Collected data:

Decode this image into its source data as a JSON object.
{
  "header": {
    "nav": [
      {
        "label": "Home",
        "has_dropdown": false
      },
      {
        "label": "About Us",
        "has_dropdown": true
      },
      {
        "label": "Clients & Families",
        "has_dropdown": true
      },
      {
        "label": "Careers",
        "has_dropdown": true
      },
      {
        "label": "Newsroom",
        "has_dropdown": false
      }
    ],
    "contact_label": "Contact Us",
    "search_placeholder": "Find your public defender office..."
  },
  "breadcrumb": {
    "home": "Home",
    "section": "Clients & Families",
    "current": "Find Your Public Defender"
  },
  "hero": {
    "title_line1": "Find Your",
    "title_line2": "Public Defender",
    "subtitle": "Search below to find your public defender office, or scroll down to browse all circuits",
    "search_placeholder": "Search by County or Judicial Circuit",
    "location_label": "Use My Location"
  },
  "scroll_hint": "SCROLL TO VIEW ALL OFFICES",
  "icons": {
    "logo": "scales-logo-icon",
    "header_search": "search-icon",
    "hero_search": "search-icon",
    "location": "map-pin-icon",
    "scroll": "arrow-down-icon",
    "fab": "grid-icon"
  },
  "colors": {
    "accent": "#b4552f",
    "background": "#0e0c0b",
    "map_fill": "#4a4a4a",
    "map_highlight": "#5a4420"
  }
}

▶ [WORK INSTRUCTIONS] Using the material above, print every entry exactly as written.

▶ [RESPONSE]
Decode this image into its source data as a JSON object.
{
  "header": {
    "nav": [
      {
        "label": "Home",
        "has_dropdown": false
      },
      {
        "label": "About Us",
        "has_dropdown": true
      },
      {
        "label": "Clients & Families",
        "has_dropdown": true
      },
      {
        "label": "Careers",
        "has_dropdown": true
      },
      {
        "label": "Newsroom",
        "has_dropdown": false
      }
    ],
    "contact_label": "Contact Us",
    "search_placeholder": "Find your public defender office..."
  },
  "breadcrumb": {
    "home": "Home",
    "section": "Clients & Families",
    "current": "Find Your Public Defender"
  },
  "hero": {
    "title_line1": "Find Your",
    "title_line2": "Public Defender",
    "subtitle": "Search below to find your public defender office, or scroll down to browse all circuits",
    "search_placeholder": "Search by County or Judicial Circuit",
    "location_label": "Use My Location"
  },
  "scroll_hint": "SCROLL TO VIEW ALL OFFICES",
  "icons": {
    "logo": "scales-logo-icon",
    "header_search": "search-icon",
    "hero_search": "search-icon",
    "location": "map-pin-icon",
    "scroll": "arrow-down-icon",
    "fab": "grid-icon"
  },
  "colors": {
    "accent": "#b4552f",
    "background": "#0e0c0b",
    "map_fill": "#4a4a4a",
    "map_highlight": "#5a4420"
  }
}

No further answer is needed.